#### DATASET ROWS:
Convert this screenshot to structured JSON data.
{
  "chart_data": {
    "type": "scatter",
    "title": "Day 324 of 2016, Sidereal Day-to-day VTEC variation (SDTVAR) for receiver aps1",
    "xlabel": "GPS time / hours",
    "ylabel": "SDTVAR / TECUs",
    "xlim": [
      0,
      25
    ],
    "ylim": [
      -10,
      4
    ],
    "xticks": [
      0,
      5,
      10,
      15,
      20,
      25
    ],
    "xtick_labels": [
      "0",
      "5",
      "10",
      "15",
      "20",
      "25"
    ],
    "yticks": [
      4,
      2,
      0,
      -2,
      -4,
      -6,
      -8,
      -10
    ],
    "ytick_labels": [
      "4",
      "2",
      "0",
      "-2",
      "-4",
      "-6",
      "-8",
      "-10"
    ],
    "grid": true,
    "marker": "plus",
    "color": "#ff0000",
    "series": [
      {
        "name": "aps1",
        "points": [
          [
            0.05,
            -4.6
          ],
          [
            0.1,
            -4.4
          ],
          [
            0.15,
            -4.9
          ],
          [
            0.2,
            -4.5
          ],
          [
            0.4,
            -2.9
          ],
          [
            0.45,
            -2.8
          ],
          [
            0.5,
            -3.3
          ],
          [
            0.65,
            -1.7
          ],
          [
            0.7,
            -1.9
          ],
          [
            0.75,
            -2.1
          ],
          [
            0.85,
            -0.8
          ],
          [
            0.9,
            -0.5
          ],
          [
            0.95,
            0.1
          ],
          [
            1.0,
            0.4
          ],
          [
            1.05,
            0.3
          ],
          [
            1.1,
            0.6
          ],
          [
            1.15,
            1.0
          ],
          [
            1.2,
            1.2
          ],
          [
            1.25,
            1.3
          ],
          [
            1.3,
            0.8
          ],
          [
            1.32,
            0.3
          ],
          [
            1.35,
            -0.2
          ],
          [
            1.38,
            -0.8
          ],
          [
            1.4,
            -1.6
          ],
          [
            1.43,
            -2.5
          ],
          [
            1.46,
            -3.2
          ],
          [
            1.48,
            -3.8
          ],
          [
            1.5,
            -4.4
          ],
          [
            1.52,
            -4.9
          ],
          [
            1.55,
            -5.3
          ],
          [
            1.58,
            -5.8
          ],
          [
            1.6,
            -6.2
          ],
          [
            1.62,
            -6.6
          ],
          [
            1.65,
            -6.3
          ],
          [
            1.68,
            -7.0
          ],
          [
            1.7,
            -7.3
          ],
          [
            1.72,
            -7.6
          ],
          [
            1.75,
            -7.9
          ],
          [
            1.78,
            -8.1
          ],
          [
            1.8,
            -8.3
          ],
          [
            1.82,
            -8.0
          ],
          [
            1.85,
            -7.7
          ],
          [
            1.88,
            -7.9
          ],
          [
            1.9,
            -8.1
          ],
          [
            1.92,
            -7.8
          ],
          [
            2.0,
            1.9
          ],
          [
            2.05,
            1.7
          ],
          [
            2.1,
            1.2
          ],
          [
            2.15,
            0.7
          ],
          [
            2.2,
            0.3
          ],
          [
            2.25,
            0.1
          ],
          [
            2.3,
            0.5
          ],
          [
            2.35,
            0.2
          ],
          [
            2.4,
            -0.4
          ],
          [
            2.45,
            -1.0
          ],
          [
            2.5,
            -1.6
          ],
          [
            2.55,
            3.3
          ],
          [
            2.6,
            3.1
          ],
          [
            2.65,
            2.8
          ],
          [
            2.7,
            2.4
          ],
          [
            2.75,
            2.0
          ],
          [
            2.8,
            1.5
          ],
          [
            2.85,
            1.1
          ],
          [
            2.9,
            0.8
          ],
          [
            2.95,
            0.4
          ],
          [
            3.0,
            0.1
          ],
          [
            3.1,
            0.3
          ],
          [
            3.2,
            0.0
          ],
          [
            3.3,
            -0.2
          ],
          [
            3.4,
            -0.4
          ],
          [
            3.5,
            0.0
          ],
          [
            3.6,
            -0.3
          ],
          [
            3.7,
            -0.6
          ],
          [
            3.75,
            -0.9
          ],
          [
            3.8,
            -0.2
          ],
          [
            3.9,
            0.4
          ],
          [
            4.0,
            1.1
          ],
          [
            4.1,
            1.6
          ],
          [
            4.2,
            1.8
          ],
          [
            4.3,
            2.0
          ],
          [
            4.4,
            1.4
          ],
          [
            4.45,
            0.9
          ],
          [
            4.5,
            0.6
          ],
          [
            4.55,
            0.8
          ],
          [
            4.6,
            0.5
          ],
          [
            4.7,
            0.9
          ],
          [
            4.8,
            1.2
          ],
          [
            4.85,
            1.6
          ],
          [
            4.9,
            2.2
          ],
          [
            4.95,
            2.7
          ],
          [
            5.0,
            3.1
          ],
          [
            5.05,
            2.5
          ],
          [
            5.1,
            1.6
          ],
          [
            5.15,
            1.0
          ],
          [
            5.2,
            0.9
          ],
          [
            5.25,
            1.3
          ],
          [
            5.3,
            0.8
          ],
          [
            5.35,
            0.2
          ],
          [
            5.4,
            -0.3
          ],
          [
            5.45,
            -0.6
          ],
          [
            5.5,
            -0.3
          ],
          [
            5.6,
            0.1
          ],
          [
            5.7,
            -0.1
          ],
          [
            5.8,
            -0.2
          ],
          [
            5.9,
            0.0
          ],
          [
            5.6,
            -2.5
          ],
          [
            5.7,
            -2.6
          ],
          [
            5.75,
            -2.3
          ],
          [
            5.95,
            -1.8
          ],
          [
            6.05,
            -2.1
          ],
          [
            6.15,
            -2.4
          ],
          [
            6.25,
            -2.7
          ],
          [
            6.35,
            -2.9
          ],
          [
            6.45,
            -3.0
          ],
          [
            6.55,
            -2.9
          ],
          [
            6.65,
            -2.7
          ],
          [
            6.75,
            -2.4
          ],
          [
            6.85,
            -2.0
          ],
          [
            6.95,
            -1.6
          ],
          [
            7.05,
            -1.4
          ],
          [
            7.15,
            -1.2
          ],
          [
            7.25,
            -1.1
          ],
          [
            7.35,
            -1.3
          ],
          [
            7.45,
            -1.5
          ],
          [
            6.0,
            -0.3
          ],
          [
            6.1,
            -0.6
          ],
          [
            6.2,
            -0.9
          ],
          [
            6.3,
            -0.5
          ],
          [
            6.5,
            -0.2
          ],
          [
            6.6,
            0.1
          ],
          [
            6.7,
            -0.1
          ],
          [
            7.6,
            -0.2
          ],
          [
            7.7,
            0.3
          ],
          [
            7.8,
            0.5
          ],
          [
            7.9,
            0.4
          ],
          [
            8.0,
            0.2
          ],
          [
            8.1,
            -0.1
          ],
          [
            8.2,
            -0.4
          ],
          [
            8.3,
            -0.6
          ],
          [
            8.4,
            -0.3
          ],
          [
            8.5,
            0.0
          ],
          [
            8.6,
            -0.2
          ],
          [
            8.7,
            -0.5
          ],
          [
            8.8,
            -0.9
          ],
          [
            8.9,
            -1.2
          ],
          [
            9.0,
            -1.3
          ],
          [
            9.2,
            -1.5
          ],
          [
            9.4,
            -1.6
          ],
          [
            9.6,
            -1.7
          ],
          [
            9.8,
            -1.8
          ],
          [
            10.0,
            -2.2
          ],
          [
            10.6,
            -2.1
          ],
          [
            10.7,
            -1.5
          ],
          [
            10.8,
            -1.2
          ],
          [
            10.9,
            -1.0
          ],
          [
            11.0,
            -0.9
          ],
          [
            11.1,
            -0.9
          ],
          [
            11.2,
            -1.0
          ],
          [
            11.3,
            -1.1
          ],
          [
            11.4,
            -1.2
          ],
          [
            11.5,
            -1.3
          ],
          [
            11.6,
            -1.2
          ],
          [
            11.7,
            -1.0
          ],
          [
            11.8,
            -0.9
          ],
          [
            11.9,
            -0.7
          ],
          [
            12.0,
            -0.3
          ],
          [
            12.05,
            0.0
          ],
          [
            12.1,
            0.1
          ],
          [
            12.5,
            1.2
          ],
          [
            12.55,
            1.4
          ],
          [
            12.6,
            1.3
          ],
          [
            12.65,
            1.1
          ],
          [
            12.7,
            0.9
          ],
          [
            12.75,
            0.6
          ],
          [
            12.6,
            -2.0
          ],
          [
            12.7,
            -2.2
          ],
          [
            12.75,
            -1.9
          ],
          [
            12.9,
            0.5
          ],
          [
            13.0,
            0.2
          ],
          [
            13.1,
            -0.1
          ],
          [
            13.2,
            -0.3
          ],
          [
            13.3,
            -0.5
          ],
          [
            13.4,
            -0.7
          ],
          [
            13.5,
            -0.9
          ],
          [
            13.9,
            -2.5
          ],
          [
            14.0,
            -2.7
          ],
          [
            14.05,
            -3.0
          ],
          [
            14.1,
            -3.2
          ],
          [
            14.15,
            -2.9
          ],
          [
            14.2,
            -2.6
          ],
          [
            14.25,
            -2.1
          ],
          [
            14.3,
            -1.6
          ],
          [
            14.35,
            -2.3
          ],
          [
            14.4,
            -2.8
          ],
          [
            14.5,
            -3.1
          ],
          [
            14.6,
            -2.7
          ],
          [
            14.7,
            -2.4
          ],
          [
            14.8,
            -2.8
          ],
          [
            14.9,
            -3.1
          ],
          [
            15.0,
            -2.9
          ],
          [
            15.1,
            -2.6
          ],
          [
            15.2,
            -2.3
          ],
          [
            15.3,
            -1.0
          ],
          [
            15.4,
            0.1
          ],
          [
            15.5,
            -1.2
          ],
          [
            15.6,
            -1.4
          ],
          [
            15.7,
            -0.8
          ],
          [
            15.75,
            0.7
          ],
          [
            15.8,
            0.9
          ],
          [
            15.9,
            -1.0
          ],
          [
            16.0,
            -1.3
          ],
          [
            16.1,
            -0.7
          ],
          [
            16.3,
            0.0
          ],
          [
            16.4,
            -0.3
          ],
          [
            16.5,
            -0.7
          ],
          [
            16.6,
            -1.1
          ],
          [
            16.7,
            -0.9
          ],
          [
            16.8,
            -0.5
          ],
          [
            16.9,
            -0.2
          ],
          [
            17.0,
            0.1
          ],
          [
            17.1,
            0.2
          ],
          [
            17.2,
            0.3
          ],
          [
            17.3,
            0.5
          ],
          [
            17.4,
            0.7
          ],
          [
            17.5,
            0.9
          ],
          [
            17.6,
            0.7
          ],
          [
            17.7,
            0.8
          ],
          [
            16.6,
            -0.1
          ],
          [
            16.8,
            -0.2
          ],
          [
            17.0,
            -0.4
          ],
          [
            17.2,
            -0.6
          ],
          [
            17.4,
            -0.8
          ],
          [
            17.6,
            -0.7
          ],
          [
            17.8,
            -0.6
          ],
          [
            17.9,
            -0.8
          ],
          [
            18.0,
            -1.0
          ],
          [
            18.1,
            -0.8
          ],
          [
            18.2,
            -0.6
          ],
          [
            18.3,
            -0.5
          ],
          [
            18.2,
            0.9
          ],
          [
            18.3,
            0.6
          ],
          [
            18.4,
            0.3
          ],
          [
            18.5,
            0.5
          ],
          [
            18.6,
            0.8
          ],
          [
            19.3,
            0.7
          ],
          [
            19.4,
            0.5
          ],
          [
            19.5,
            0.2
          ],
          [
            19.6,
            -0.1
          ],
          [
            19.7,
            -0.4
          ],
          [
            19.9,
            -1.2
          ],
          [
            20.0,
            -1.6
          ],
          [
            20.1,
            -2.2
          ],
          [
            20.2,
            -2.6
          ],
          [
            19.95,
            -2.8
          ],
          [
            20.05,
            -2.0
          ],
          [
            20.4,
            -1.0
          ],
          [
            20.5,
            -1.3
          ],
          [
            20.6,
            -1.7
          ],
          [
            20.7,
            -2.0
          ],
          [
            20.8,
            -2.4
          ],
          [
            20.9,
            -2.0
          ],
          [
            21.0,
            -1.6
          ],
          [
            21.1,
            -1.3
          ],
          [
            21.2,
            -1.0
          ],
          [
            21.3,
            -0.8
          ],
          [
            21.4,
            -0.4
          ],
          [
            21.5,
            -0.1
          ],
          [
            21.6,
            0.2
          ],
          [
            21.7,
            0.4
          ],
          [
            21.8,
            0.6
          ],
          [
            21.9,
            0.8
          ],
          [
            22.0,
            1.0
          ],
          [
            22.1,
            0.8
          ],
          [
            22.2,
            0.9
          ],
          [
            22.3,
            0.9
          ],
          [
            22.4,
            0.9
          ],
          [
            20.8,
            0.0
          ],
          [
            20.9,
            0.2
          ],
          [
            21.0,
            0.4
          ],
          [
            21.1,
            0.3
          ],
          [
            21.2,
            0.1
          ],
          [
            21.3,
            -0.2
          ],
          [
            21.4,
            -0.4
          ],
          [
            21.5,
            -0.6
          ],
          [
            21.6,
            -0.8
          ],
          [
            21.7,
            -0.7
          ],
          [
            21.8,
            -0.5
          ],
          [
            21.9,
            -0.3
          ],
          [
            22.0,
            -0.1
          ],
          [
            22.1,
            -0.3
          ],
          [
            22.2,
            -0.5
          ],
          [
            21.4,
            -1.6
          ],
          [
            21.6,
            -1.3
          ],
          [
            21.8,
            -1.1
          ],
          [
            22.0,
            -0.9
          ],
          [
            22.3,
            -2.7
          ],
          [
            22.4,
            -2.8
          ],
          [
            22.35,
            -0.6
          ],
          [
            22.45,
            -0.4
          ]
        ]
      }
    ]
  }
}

#### TO BE DONE:
Scan the material above. Return every line containing the string "SDTVAR".

#### ANSWER BELOW:
    "title": "Day 324 of 2016, Sidereal Day-to-day VTEC variation (SDTVAR) for receiver aps1",
    "ylabel": "SDTVAR / TECUs",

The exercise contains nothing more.